Provide the records once more, identical to the original.

(Dataset excerpt)
┌──

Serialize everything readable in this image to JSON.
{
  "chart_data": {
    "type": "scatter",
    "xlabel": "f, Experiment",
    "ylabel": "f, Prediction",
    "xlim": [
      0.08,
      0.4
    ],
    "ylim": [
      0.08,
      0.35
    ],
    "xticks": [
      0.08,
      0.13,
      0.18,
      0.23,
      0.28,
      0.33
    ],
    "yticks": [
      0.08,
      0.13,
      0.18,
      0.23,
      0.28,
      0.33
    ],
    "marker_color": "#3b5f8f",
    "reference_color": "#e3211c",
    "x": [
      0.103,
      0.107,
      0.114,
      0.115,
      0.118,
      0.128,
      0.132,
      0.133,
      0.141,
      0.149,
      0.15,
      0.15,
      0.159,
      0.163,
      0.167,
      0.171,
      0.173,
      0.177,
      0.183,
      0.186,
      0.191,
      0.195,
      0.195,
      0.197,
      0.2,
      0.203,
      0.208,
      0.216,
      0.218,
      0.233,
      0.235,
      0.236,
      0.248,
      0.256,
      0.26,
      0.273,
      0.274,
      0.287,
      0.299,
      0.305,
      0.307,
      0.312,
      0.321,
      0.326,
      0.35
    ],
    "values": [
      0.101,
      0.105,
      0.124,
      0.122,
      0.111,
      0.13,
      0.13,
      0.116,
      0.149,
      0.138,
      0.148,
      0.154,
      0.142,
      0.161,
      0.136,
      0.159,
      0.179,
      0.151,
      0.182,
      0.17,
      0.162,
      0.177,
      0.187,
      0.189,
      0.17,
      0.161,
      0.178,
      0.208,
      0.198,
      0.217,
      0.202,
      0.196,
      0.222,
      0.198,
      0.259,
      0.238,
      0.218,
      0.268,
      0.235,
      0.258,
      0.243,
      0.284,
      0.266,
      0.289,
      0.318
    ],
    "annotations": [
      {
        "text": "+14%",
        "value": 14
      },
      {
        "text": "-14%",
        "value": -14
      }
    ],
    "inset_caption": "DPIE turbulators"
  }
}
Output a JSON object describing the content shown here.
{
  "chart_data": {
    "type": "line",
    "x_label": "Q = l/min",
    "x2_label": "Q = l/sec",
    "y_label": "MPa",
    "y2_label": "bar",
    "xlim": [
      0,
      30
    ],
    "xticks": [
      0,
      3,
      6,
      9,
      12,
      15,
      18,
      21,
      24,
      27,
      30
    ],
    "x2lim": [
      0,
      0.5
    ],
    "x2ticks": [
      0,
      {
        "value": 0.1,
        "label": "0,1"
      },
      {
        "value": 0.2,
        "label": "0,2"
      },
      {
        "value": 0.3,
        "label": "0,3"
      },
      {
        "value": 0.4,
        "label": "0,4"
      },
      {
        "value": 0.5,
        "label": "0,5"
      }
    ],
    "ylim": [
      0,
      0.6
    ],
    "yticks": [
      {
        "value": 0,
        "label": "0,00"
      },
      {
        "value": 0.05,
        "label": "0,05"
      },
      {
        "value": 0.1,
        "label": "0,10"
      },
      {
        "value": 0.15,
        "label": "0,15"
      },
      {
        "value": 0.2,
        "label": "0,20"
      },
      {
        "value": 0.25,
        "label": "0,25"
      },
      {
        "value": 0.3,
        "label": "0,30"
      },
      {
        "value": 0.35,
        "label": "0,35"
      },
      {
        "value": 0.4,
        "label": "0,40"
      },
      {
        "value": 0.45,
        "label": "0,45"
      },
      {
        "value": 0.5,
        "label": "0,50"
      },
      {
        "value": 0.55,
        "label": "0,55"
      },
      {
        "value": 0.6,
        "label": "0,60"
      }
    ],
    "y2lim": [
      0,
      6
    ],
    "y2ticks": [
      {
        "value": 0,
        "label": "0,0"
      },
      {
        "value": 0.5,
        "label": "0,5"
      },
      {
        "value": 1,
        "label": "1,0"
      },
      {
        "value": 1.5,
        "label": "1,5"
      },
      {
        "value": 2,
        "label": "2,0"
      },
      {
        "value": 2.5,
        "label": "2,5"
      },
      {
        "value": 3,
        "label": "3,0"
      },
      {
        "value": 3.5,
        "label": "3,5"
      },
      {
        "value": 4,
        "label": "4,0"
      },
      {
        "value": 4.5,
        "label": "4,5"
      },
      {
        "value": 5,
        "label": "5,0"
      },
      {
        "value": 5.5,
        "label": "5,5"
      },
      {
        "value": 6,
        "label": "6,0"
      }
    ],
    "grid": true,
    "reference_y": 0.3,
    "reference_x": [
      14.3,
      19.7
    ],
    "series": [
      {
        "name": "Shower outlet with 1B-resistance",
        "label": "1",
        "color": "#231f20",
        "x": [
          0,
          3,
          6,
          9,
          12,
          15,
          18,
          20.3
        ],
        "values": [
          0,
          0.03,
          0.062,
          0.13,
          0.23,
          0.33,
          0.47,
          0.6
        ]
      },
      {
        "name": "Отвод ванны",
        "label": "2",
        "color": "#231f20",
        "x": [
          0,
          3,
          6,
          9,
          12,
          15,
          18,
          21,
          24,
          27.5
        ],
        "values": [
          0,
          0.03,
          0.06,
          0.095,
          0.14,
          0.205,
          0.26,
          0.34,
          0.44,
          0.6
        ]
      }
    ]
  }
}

└──

TASK ANSWER:
Serialize everything readable in this image to JSON.
{
  "chart_data": {
    "type": "scatter",
    "xlabel": "f, Experiment",
    "ylabel": "f, Prediction",
    "xlim": [
      0.08,
      0.4
    ],
    "ylim": [
      0.08,
      0.35
    ],
    "xticks": [
      0.08,
      0.13,
      0.18,
      0.23,
      0.28,
      0.33
    ],
    "yticks": [
      0.08,
      0.13,
      0.18,
      0.23,
      0.28,
      0.33
    ],
    "marker_color": "#3b5f8f",
    "reference_color": "#e3211c",
    "x": [
      0.103,
      0.107,
      0.114,
      0.115,
      0.118,
      0.128,
      0.132,
      0.133,
      0.141,
      0.149,
      0.15,
      0.15,
      0.159,
      0.163,
      0.167,
      0.171,
      0.173,
      0.177,
      0.183,
      0.186,
      0.191,
      0.195,
      0.195,
      0.197,
      0.2,
      0.203,
      0.208,
      0.216,
      0.218,
      0.233,
      0.235,
      0.236,
      0.248,
      0.256,
      0.26,
      0.273,
      0.274,
      0.287,
      0.299,
      0.305,
      0.307,
      0.312,
      0.321,
      0.326,
      0.35
    ],
    "values": [
      0.101,
      0.105,
      0.124,
      0.122,
      0.111,
      0.13,
      0.13,
      0.116,
      0.149,
      0.138,
      0.148,
      0.154,
      0.142,
      0.161,
      0.136,
      0.159,
      0.179,
      0.151,
      0.182,
      0.17,
      0.162,
      0.177,
      0.187,
      0.189,
      0.17,
      0.161,
      0.178,
      0.208,
      0.198,
      0.217,
      0.202,
      0.196,
      0.222,
      0.198,
      0.259,
      0.238,
      0.218,
      0.268,
      0.235,
      0.258,
      0.243,
      0.284,
      0.266,
      0.289,
      0.318
    ],
    "annotations": [
      {
        "text": "+14%",
        "value": 14
      },
      {
        "text": "-14%",
        "value": -14
      }
    ],
    "inset_caption": "DPIE turbulators"
  }
}
Output a JSON object describing the content shown here.
{
  "chart_data": {
    "type": "line",
    "x_label": "Q = l/min",
    "x2_label": "Q = l/sec",
    "y_label": "MPa",
    "y2_label": "bar",
    "xlim": [
      0,
      30
    ],
    "xticks": [
      0,
      3,
      6,
      9,
      12,
      15,
      18,
      21,
      24,
      27,
      30
    ],
    "x2lim": [
      0,
      0.5
    ],
    "x2ticks": [
      0,
      {
        "value": 0.1,
        "label": "0,1"
      },
      {
        "value": 0.2,
        "label": "0,2"
      },
      {
        "value": 0.3,
        "label": "0,3"
      },
      {
        "value": 0.4,
        "label": "0,4"
      },
      {
        "value": 0.5,
        "label": "0,5"
      }
    ],
    "ylim": [
      0,
      0.6
    ],
    "yticks": [
      {
        "value": 0,
        "label": "0,00"
      },
      {
        "value": 0.05,
        "label": "0,05"
      },
      {
        "value": 0.1,
        "label": "0,10"
      },
      {
        "value": 0.15,
        "label": "0,15"
      },
      {
        "value": 0.2,
        "label": "0,20"
      },
      {
        "value": 0.25,
        "label": "0,25"
      },
      {
        "value": 0.3,
        "label": "0,30"
      },
      {
        "value": 0.35,
        "label": "0,35"
      },
      {
        "value": 0.4,
        "label": "0,40"
      },
      {
        "value": 0.45,
        "label": "0,45"
      },
      {
        "value": 0.5,
        "label": "0,50"
      },
      {
        "value": 0.55,
        "label": "0,55"
      },
      {
        "value": 0.6,
        "label": "0,60"
      }
    ],
    "y2lim": [
      0,
      6
    ],
    "y2ticks": [
      {
        "value": 0,
        "label": "0,0"
      },
      {
        "value": 0.5,
        "label": "0,5"
      },
      {
        "value": 1,
        "label": "1,0"
      },
      {
        "value": 1.5,
        "label": "1,5"
      },
      {
        "value": 2,
        "label": "2,0"
      },
      {
        "value": 2.5,
        "label": "2,5"
      },
      {
        "value": 3,
        "label": "3,0"
      },
      {
        "value": 3.5,
        "label": "3,5"
      },
      {
        "value": 4,
        "label": "4,0"
      },
      {
        "value": 4.5,
        "label": "4,5"
      },
      {
        "value": 5,
        "label": "5,0"
      },
      {
        "value": 5.5,
        "label": "5,5"
      },
      {
        "value": 6,
        "label": "6,0"
      }
    ],
    "grid": true,
    "reference_y": 0.3,
    "reference_x": [
      14.3,
      19.7
    ],
    "series": [
      {
        "name": "Shower outlet with 1B-resistance",
        "label": "1",
        "color": "#231f20",
        "x": [
          0,
          3,
          6,
          9,
          12,
          15,
          18,
          20.3
        ],
        "values": [
          0,
          0.03,
          0.062,
          0.13,
          0.23,
          0.33,
          0.47,
          0.6
        ]
      },
      {
        "name": "Отвод ванны",
        "label": "2",
        "color": "#231f20",
        "x": [
          0,
          3,
          6,
          9,
          12,
          15,
          18,
          21,
          24,
          27.5
        ],
        "values": [
          0,
          0.03,
          0.06,
          0.095,
          0.14,
          0.205,
          0.26,
          0.34,
          0.44,
          0.6
        ]
      }
    ]
  }
}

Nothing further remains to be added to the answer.